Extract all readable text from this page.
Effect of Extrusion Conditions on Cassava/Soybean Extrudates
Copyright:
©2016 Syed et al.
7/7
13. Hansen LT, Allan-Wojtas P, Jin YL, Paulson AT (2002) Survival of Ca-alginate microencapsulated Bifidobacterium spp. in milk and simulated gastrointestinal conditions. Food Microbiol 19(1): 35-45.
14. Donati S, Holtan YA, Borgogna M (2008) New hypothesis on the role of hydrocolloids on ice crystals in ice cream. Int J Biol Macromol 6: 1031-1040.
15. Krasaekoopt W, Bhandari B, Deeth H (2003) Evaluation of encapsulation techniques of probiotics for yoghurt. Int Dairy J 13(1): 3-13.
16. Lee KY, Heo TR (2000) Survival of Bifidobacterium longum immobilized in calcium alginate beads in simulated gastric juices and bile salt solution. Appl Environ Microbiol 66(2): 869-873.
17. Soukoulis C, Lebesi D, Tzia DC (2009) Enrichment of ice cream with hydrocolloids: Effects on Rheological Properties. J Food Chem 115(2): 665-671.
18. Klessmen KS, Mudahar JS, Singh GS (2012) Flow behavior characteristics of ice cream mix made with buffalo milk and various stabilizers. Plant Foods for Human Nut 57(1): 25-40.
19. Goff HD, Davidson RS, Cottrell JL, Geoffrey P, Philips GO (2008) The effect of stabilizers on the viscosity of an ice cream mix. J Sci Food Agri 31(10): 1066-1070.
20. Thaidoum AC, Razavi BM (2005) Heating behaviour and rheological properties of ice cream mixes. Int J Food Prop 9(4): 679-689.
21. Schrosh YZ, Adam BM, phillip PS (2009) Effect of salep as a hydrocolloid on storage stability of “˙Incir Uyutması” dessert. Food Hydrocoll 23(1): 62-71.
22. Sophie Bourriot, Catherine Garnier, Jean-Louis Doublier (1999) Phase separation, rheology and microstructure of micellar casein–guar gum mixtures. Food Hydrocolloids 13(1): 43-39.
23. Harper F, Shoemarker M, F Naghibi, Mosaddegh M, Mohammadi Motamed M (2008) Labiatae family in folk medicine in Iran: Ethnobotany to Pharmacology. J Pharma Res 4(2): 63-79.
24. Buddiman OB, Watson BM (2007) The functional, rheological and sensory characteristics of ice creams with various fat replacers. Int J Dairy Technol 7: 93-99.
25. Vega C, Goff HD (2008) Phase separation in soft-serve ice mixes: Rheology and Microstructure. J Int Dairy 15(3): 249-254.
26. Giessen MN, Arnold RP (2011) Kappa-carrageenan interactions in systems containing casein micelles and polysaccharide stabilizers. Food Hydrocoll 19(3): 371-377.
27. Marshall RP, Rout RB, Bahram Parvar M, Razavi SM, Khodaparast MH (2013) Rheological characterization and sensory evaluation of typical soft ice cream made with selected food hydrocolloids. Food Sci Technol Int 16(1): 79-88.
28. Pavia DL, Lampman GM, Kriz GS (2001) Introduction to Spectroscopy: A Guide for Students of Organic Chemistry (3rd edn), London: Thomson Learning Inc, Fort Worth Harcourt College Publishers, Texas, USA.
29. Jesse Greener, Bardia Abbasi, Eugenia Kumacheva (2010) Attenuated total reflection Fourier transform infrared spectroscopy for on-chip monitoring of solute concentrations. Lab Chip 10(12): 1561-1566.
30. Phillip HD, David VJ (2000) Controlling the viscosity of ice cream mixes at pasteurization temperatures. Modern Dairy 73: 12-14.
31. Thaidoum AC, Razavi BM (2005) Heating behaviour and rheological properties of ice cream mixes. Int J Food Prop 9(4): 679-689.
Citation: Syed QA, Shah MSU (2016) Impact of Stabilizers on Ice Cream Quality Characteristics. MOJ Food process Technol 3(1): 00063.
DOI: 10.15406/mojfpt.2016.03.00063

----

* TASK DETAILS
All of the data above needs to be transcribed verbatim.

* ANSWER TO THIS PROBLEM
Extract all readable text from this page.
Effect of Extrusion Conditions on Cassava/Soybean Extrudates
Copyright:
©2016 Syed et al.
7/7
13. Hansen LT, Allan-Wojtas P, Jin YL, Paulson AT (2002) Survival of Ca-alginate microencapsulated Bifidobacterium spp. in milk and simulated gastrointestinal conditions. Food Microbiol 19(1): 35-45.
14. Donati S, Holtan YA, Borgogna M (2008) New hypothesis on the role of hydrocolloids on ice crystals in ice cream. Int J Biol Macromol 6: 1031-1040.
15. Krasaekoopt W, Bhandari B, Deeth H (2003) Evaluation of encapsulation techniques of probiotics for yoghurt. Int Dairy J 13(1): 3-13.
16. Lee KY, Heo TR (2000) Survival of Bifidobacterium longum immobilized in calcium alginate beads in simulated gastric juices and bile salt solution. Appl Environ Microbiol 66(2): 869-873.
17. Soukoulis C, Lebesi D, Tzia DC (2009) Enrichment of ice cream with hydrocolloids: Effects on Rheological Properties. J Food Chem 115(2): 665-671.
18. Klessmen KS, Mudahar JS, Singh GS (2012) Flow behavior characteristics of ice cream mix made with buffalo milk and various stabilizers. Plant Foods for Human Nut 57(1): 25-40.
19. Goff HD, Davidson RS, Cottrell JL, Geoffrey P, Philips GO (2008) The effect of stabilizers on the viscosity of an ice cream mix. J Sci Food Agri 31(10): 1066-1070.
20. Thaidoum AC, Razavi BM (2005) Heating behaviour and rheological properties of ice cream mixes. Int J Food Prop 9(4): 679-689.
21. Schrosh YZ, Adam BM, phillip PS (2009) Effect of salep as a hydrocolloid on storage stability of “˙Incir Uyutması” dessert. Food Hydrocoll 23(1): 62-71.
22. Sophie Bourriot, Catherine Garnier, Jean-Louis Doublier (1999) Phase separation, rheology and microstructure of micellar casein–guar gum mixtures. Food Hydrocolloids 13(1): 43-39.
23. Harper F, Shoemarker M, F Naghibi, Mosaddegh M, Mohammadi Motamed M (2008) Labiatae family in folk medicine in Iran: Ethnobotany to Pharmacology. J Pharma Res 4(2): 63-79.
24. Buddiman OB, Watson BM (2007) The functional, rheological and sensory characteristics of ice creams with various fat replacers. Int J Dairy Technol 7: 93-99.
25. Vega C, Goff HD (2008) Phase separation in soft-serve ice mixes: Rheology and Microstructure. J Int Dairy 15(3): 249-254.
26. Giessen MN, Arnold RP (2011) Kappa-carrageenan interactions in systems containing casein micelles and polysaccharide stabilizers. Food Hydrocoll 19(3): 371-377.
27. Marshall RP, Rout RB, Bahram Parvar M, Razavi SM, Khodaparast MH (2013) Rheological characterization and sensory evaluation of typical soft ice cream made with selected food hydrocolloids. Food Sci Technol Int 16(1): 79-88.
28. Pavia DL, Lampman GM, Kriz GS (2001) Introduction to Spectroscopy: A Guide for Students of Organic Chemistry (3rd edn), London: Thomson Learning Inc, Fort Worth Harcourt College Publishers, Texas, USA.
29. Jesse Greener, Bardia Abbasi, Eugenia Kumacheva (2010) Attenuated total reflection Fourier transform infrared spectroscopy for on-chip monitoring of solute concentrations. Lab Chip 10(12): 1561-1566.
30. Phillip HD, David VJ (2000) Controlling the viscosity of ice cream mixes at pasteurization temperatures. Modern Dairy 73: 12-14.
31. Thaidoum AC, Razavi BM (2005) Heating behaviour and rheological properties of ice cream mixes. Int J Food Prop 9(4): 679-689.
Citation: Syed QA, Shah MSU (2016) Impact of Stabilizers on Ice Cream Quality Characteristics. MOJ Food process Technol 3(1): 00063.
DOI: 10.15406/mojfpt.2016.03.00063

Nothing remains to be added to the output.